§ **STATED PROBLEM**
All of the records below should be output exactly.

§ **Dataset excerpt**

_ _ _

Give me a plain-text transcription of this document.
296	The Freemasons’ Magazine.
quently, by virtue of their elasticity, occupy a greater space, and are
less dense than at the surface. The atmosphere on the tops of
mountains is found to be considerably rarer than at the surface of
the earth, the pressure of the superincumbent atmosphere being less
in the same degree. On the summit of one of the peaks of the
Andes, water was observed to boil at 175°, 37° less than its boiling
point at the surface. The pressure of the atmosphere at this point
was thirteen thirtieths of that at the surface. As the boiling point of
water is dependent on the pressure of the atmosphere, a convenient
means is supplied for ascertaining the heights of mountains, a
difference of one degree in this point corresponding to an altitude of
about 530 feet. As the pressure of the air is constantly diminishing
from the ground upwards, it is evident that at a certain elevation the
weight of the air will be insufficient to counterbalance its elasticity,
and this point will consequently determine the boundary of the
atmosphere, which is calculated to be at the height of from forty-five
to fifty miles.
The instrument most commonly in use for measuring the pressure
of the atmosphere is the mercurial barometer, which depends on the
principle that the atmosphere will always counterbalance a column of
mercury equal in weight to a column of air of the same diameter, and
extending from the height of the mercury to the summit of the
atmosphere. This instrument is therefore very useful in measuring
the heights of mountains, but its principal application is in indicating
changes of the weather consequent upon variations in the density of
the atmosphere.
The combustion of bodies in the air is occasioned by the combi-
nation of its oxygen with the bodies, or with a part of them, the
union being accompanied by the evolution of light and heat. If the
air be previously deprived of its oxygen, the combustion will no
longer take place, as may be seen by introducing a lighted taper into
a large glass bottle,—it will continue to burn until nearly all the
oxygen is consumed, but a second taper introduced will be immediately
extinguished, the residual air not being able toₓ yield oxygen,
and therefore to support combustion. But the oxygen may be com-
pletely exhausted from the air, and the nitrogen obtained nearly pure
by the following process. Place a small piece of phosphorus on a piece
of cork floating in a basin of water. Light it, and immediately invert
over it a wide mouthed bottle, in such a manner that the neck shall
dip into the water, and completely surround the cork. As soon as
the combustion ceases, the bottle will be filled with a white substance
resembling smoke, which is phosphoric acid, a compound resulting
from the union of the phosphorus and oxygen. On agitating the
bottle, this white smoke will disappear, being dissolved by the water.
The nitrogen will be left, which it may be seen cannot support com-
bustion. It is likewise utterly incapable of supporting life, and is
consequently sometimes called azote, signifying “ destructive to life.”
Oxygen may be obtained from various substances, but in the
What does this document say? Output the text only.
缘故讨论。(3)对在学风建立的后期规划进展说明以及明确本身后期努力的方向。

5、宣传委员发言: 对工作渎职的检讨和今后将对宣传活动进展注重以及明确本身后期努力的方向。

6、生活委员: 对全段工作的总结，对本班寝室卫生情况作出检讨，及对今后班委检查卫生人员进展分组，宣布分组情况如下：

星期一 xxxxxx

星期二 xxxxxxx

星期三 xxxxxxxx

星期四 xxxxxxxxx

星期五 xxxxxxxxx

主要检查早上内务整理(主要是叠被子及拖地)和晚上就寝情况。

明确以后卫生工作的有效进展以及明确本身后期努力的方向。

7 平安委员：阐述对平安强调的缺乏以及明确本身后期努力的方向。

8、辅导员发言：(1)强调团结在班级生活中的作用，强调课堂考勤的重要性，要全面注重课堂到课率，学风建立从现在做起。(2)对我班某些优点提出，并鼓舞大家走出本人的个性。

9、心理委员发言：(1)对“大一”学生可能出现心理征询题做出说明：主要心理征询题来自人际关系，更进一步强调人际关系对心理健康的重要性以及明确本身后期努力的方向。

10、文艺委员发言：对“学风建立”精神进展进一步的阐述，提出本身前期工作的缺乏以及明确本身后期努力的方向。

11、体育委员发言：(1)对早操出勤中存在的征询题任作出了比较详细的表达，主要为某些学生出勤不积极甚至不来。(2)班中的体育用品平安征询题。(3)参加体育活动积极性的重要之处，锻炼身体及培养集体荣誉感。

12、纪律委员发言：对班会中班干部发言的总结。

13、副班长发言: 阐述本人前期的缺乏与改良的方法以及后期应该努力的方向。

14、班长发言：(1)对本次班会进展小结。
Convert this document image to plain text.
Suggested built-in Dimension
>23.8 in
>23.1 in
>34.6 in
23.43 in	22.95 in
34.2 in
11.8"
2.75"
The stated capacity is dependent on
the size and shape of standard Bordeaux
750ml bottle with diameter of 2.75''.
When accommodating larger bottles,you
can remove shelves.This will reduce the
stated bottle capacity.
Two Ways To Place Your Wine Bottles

_ _ _

§ **SOLUTION**
Give me a plain-text transcription of this document.
296	The Freemasons’ Magazine.
quently, by virtue of their elasticity, occupy a greater space, and are
less dense than at the surface. The atmosphere on the tops of
mountains is found to be considerably rarer than at the surface of
the earth, the pressure of the superincumbent atmosphere being less
in the same degree. On the summit of one of the peaks of the
Andes, water was observed to boil at 175°, 37° less than its boiling
point at the surface. The pressure of the atmosphere at this point
was thirteen thirtieths of that at the surface. As the boiling point of
water is dependent on the pressure of the atmosphere, a convenient
means is supplied for ascertaining the heights of mountains, a
difference of one degree in this point corresponding to an altitude of
about 530 feet. As the pressure of the air is constantly diminishing
from the ground upwards, it is evident that at a certain elevation the
weight of the air will be insufficient to counterbalance its elasticity,
and this point will consequently determine the boundary of the
atmosphere, which is calculated to be at the height of from forty-five
to fifty miles.
The instrument most commonly in use for measuring the pressure
of the atmosphere is the mercurial barometer, which depends on the
principle that the atmosphere will always counterbalance a column of
mercury equal in weight to a column of air of the same diameter, and
extending from the height of the mercury to the summit of the
atmosphere. This instrument is therefore very useful in measuring
the heights of mountains, but its principal application is in indicating
changes of the weather consequent upon variations in the density of
the atmosphere.
The combustion of bodies in the air is occasioned by the combi-
nation of its oxygen with the bodies, or with a part of them, the
union being accompanied by the evolution of light and heat. If the
air be previously deprived of its oxygen, the combustion will no
longer take place, as may be seen by introducing a lighted taper into
a large glass bottle,—it will continue to burn until nearly all the
oxygen is consumed, but a second taper introduced will be immediately
extinguished, the residual air not being able toₓ yield oxygen,
and therefore to support combustion. But the oxygen may be com-
pletely exhausted from the air, and the nitrogen obtained nearly pure
by the following process. Place a small piece of phosphorus on a piece
of cork floating in a basin of water. Light it, and immediately invert
over it a wide mouthed bottle, in such a manner that the neck shall
dip into the water, and completely surround the cork. As soon as
the combustion ceases, the bottle will be filled with a white substance
resembling smoke, which is phosphoric acid, a compound resulting
from the union of the phosphorus and oxygen. On agitating the
bottle, this white smoke will disappear, being dissolved by the water.
The nitrogen will be left, which it may be seen cannot support com-
bustion. It is likewise utterly incapable of supporting life, and is
consequently sometimes called azote, signifying “ destructive to life.”
Oxygen may be obtained from various substances, but in the
What does this document say? Output the text only.
缘故讨论。(3)对在学风建立的后期规划进展说明以及明确本身后期努力的方向。

5、宣传委员发言: 对工作渎职的检讨和今后将对宣传活动进展注重以及明确本身后期努力的方向。

6、生活委员: 对全段工作的总结，对本班寝室卫生情况作出检讨，及对今后班委检查卫生人员进展分组，宣布分组情况如下：

星期一 xxxxxx

星期二 xxxxxxx

星期三 xxxxxxxx

星期四 xxxxxxxxx

星期五 xxxxxxxxx

主要检查早上内务整理(主要是叠被子及拖地)和晚上就寝情况。

明确以后卫生工作的有效进展以及明确本身后期努力的方向。

7 平安委员：阐述对平安强调的缺乏以及明确本身后期努力的方向。

8、辅导员发言：(1)强调团结在班级生活中的作用，强调课堂考勤的重要性，要全面注重课堂到课率，学风建立从现在做起。(2)对我班某些优点提出，并鼓舞大家走出本人的个性。

9、心理委员发言：(1)对“大一”学生可能出现心理征询题做出说明：主要心理征询题来自人际关系，更进一步强调人际关系对心理健康的重要性以及明确本身后期努力的方向。

10、文艺委员发言：对“学风建立”精神进展进一步的阐述，提出本身前期工作的缺乏以及明确本身后期努力的方向。

11、体育委员发言：(1)对早操出勤中存在的征询题任作出了比较详细的表达，主要为某些学生出勤不积极甚至不来。(2)班中的体育用品平安征询题。(3)参加体育活动积极性的重要之处，锻炼身体及培养集体荣誉感。

12、纪律委员发言：对班会中班干部发言的总结。

13、副班长发言: 阐述本人前期的缺乏与改良的方法以及后期应该努力的方向。

14、班长发言：(1)对本次班会进展小结。
Convert this document image to plain text.
Suggested built-in Dimension
>23.8 in
>23.1 in
>34.6 in
23.43 in	22.95 in
34.2 in
11.8"
2.75"
The stated capacity is dependent on
the size and shape of standard Bordeaux
750ml bottle with diameter of 2.75''.
When accommodating larger bottles,you
can remove shelves.This will reduce the
stated bottle capacity.
Two Ways To Place Your Wine Bottles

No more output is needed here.